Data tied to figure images
--- begin ---

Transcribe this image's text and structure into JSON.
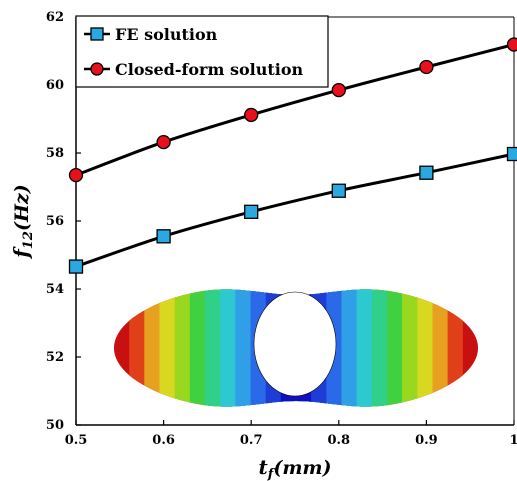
{
  "chart_data": {
    "type": "line",
    "xlabel": {
      "main": "t",
      "sub": "f",
      "rest": "(mm)"
    },
    "ylabel": {
      "main": "f",
      "sub": "12",
      "rest": "(Hz)"
    },
    "xlim": [
      0.5,
      1.0
    ],
    "ylim": [
      50,
      62
    ],
    "x_ticks": [
      0.5,
      0.6,
      0.7,
      0.8,
      0.9,
      1.0
    ],
    "x_tick_labels": [
      "0.5",
      "0.6",
      "0.7",
      "0.8",
      "0.9",
      "1"
    ],
    "y_ticks": [
      50,
      52,
      54,
      56,
      58,
      60,
      62
    ],
    "y_tick_labels": [
      "50",
      "52",
      "54",
      "56",
      "58",
      "60",
      "62"
    ],
    "grid": false,
    "legend_position": "top-left",
    "x": [
      0.5,
      0.6,
      0.7,
      0.8,
      0.9,
      1.0
    ],
    "series": [
      {
        "name": "FE solution",
        "marker": "square",
        "marker_color": "#29a9e0",
        "line_color": "#000000",
        "values": [
          54.66,
          55.55,
          56.27,
          56.89,
          57.42,
          57.97
        ]
      },
      {
        "name": "Closed-form solution",
        "marker": "circle",
        "marker_color": "#e8101c",
        "line_color": "#000000",
        "values": [
          57.35,
          58.32,
          59.12,
          59.85,
          60.53,
          61.19
        ]
      }
    ],
    "inset": {
      "type": "fe-mode-shape-contour",
      "colors": [
        "#1010c0",
        "#1e3cd8",
        "#2a6ae8",
        "#2fa0e8",
        "#2ec8d0",
        "#30d08a",
        "#40d040",
        "#9ad820",
        "#d8d820",
        "#e8a020",
        "#e04018",
        "#c81010"
      ]
    }
  }
}
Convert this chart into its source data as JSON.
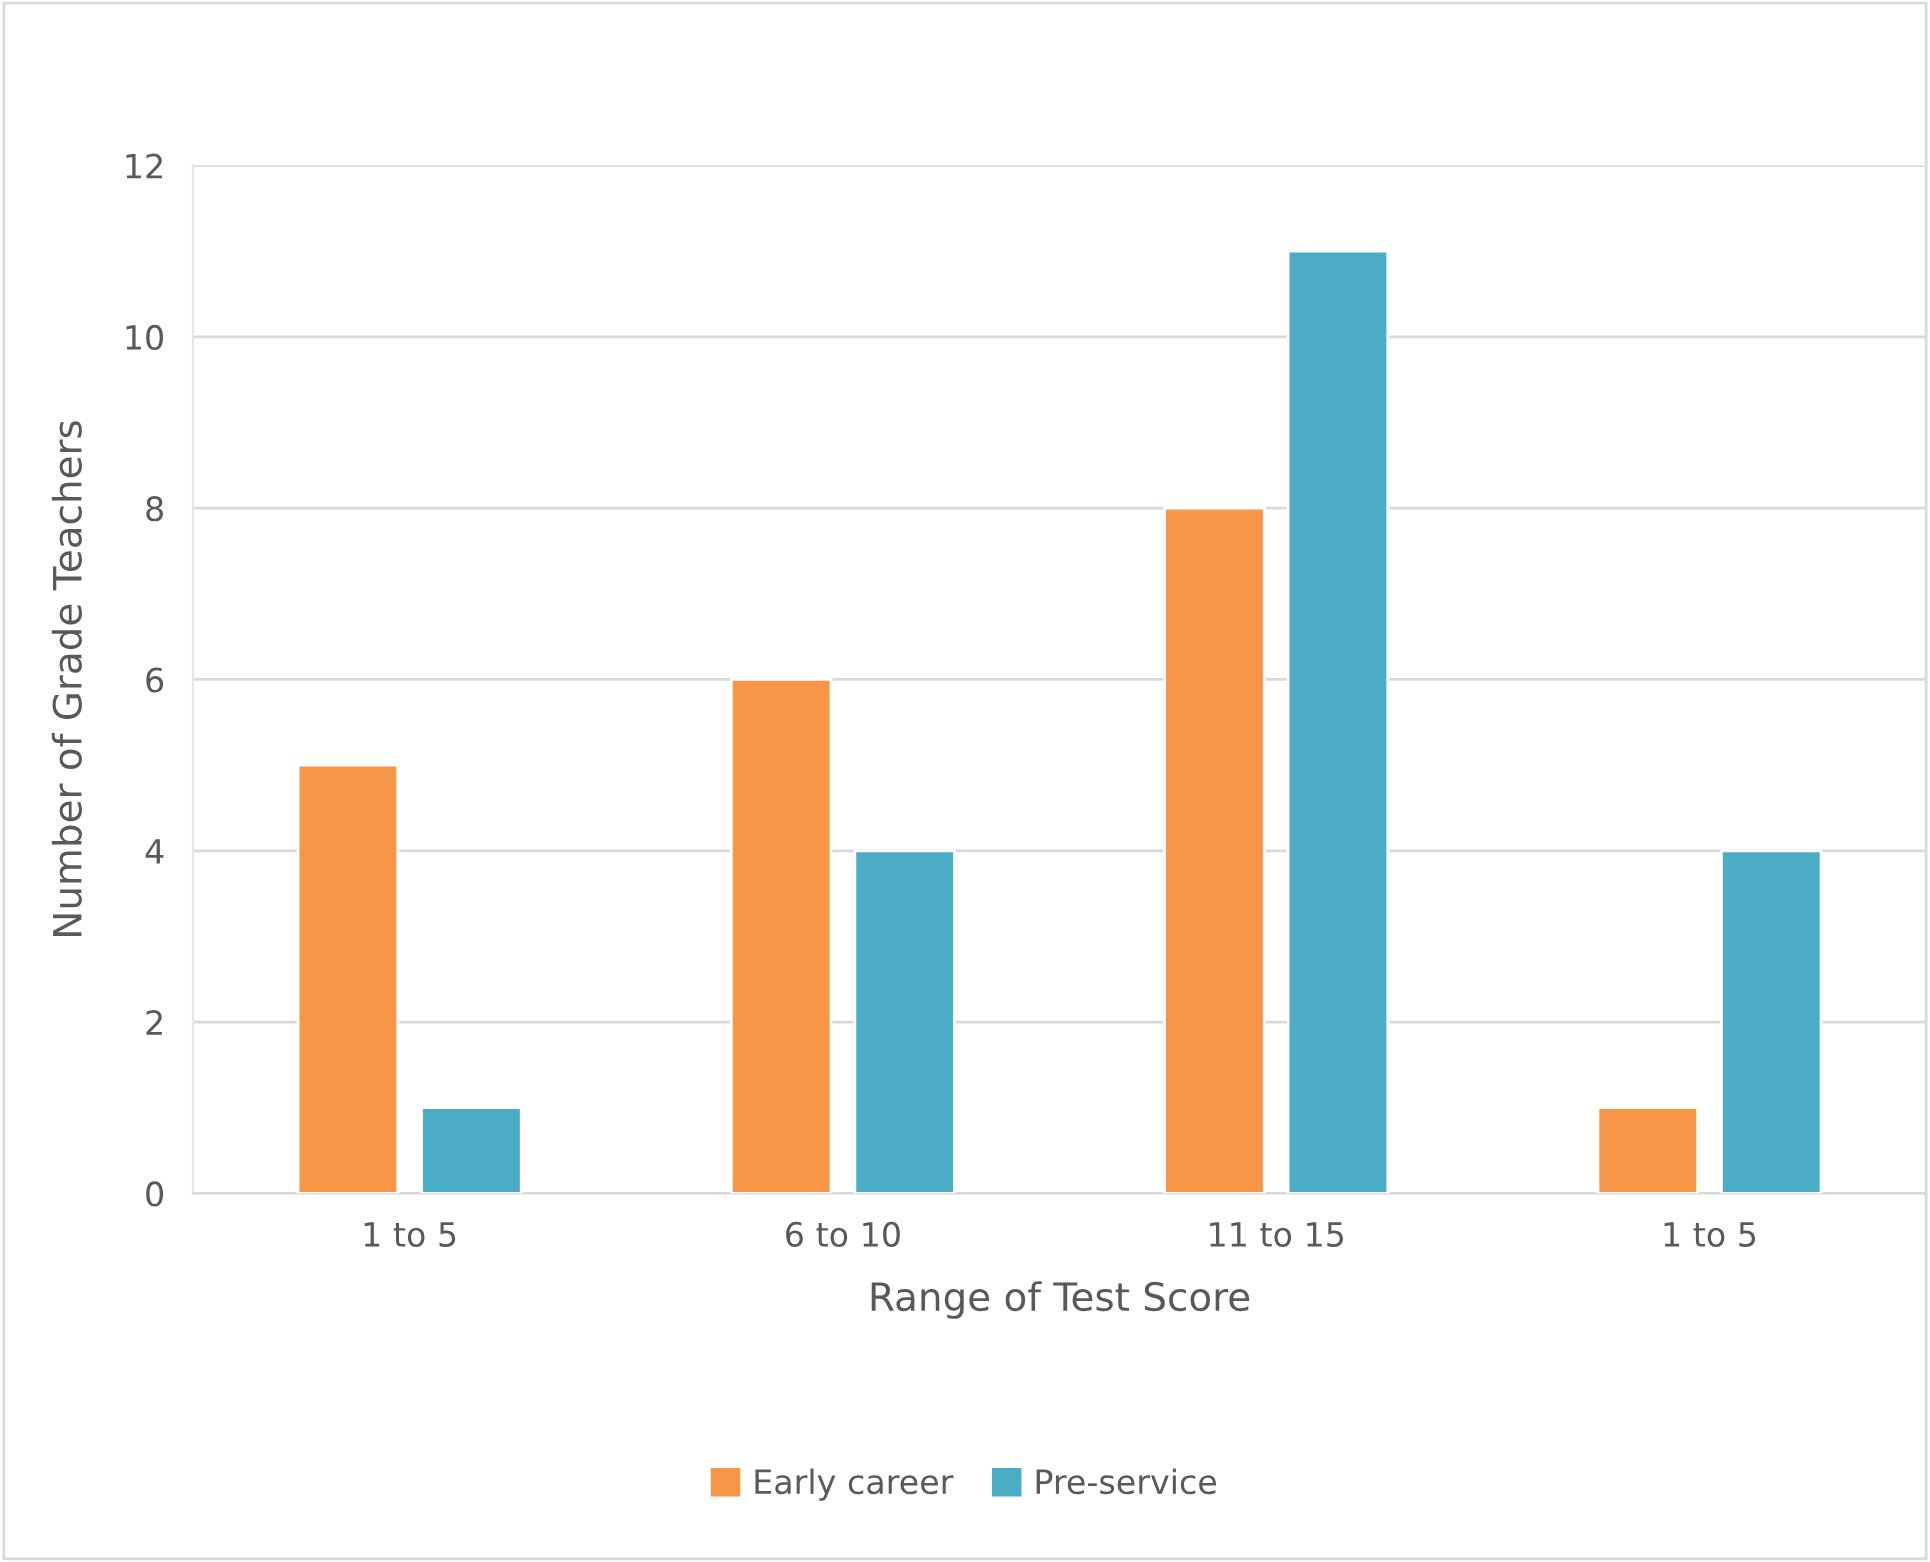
{
  "chart_data": {
    "type": "bar",
    "xlabel": "Range of Test Score",
    "ylabel": "Number of Grade Teachers",
    "categories": [
      "1 to 5",
      "6 to 10",
      "11 to 15",
      "1 to 5"
    ],
    "series": [
      {
        "name": "Early career",
        "color": "#f79646",
        "values": [
          5,
          6,
          8,
          1
        ]
      },
      {
        "name": "Pre-service",
        "color": "#4bacc6",
        "values": [
          1,
          4,
          11,
          4
        ]
      }
    ],
    "ylim": [
      0,
      12
    ],
    "yticks": [
      0,
      2,
      4,
      6,
      8,
      10,
      12
    ],
    "grid": "y",
    "legend": "bottom"
  }
}
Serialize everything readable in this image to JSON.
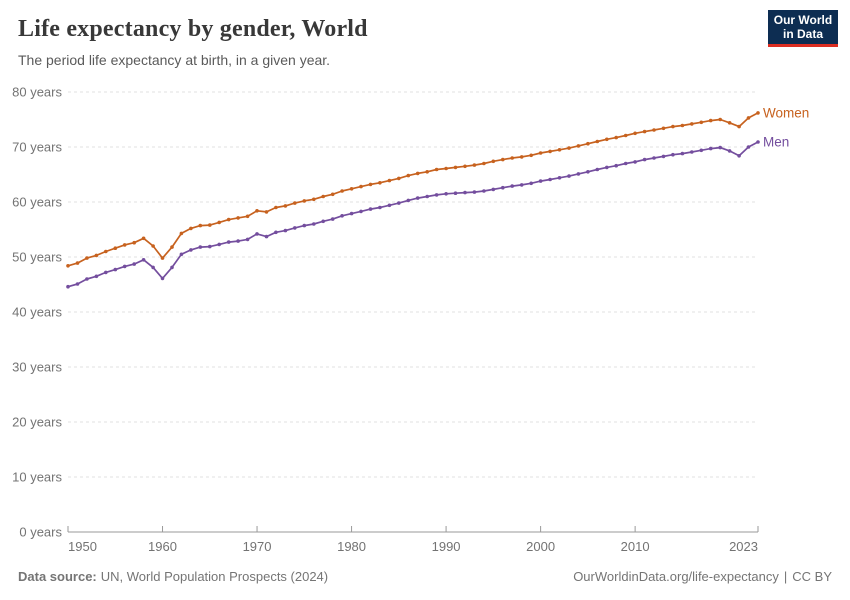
{
  "header": {
    "title": "Life expectancy by gender, World",
    "subtitle": "The period life expectancy at birth, in a given year.",
    "logo": {
      "line1": "Our World",
      "line2": "in Data",
      "bg_color": "#0d2d52",
      "accent_color": "#dc2e22"
    }
  },
  "chart_data": {
    "type": "line",
    "title": "Life expectancy by gender, World",
    "xlabel": "",
    "ylabel": "years",
    "ylim": [
      0,
      80
    ],
    "yticks": [
      0,
      10,
      20,
      30,
      40,
      50,
      60,
      70,
      80
    ],
    "ytick_suffix": " years",
    "xticks": [
      1950,
      1960,
      1970,
      1980,
      1990,
      2000,
      2010,
      2023
    ],
    "grid": "dashed-horizontal",
    "legend_position": "end-of-line",
    "x": [
      1950,
      1951,
      1952,
      1953,
      1954,
      1955,
      1956,
      1957,
      1958,
      1959,
      1960,
      1961,
      1962,
      1963,
      1964,
      1965,
      1966,
      1967,
      1968,
      1969,
      1970,
      1971,
      1972,
      1973,
      1974,
      1975,
      1976,
      1977,
      1978,
      1979,
      1980,
      1981,
      1982,
      1983,
      1984,
      1985,
      1986,
      1987,
      1988,
      1989,
      1990,
      1991,
      1992,
      1993,
      1994,
      1995,
      1996,
      1997,
      1998,
      1999,
      2000,
      2001,
      2002,
      2003,
      2004,
      2005,
      2006,
      2007,
      2008,
      2009,
      2010,
      2011,
      2012,
      2013,
      2014,
      2015,
      2016,
      2017,
      2018,
      2019,
      2020,
      2021,
      2022,
      2023
    ],
    "series": [
      {
        "name": "Women",
        "color": "#c7621f",
        "values": [
          48.4,
          48.9,
          49.8,
          50.3,
          51.0,
          51.6,
          52.2,
          52.6,
          53.4,
          52.0,
          49.8,
          51.8,
          54.3,
          55.2,
          55.7,
          55.8,
          56.3,
          56.8,
          57.1,
          57.4,
          58.4,
          58.2,
          59.0,
          59.3,
          59.8,
          60.2,
          60.5,
          61.0,
          61.4,
          62.0,
          62.4,
          62.8,
          63.2,
          63.5,
          63.9,
          64.3,
          64.8,
          65.2,
          65.5,
          65.9,
          66.1,
          66.3,
          66.5,
          66.7,
          67.0,
          67.4,
          67.7,
          68.0,
          68.2,
          68.5,
          68.9,
          69.2,
          69.5,
          69.8,
          70.2,
          70.6,
          71.0,
          71.4,
          71.7,
          72.1,
          72.5,
          72.8,
          73.1,
          73.4,
          73.7,
          73.9,
          74.2,
          74.5,
          74.8,
          75.0,
          74.4,
          73.7,
          75.3,
          76.2
        ]
      },
      {
        "name": "Men",
        "color": "#744e9e",
        "values": [
          44.6,
          45.1,
          46.0,
          46.5,
          47.2,
          47.7,
          48.3,
          48.7,
          49.5,
          48.1,
          46.1,
          48.1,
          50.5,
          51.3,
          51.8,
          51.9,
          52.3,
          52.7,
          52.9,
          53.2,
          54.2,
          53.7,
          54.5,
          54.8,
          55.3,
          55.7,
          56.0,
          56.5,
          56.9,
          57.5,
          57.9,
          58.3,
          58.7,
          59.0,
          59.4,
          59.8,
          60.3,
          60.7,
          61.0,
          61.3,
          61.5,
          61.6,
          61.7,
          61.8,
          62.0,
          62.3,
          62.6,
          62.9,
          63.1,
          63.4,
          63.8,
          64.1,
          64.4,
          64.7,
          65.1,
          65.5,
          65.9,
          66.3,
          66.6,
          67.0,
          67.3,
          67.7,
          68.0,
          68.3,
          68.6,
          68.8,
          69.1,
          69.4,
          69.7,
          69.9,
          69.3,
          68.4,
          70.0,
          70.9
        ]
      }
    ]
  },
  "footer": {
    "source_label": "Data source:",
    "source_value": "UN, World Population Prospects (2024)",
    "link": "OurWorldinData.org/life-expectancy",
    "separator": "|",
    "license": "CC BY"
  }
}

--- end ---

▶ Set problem
Provide the count, and nothing else, of lines in the data above where the word "into" occurs.

▶ Output below
2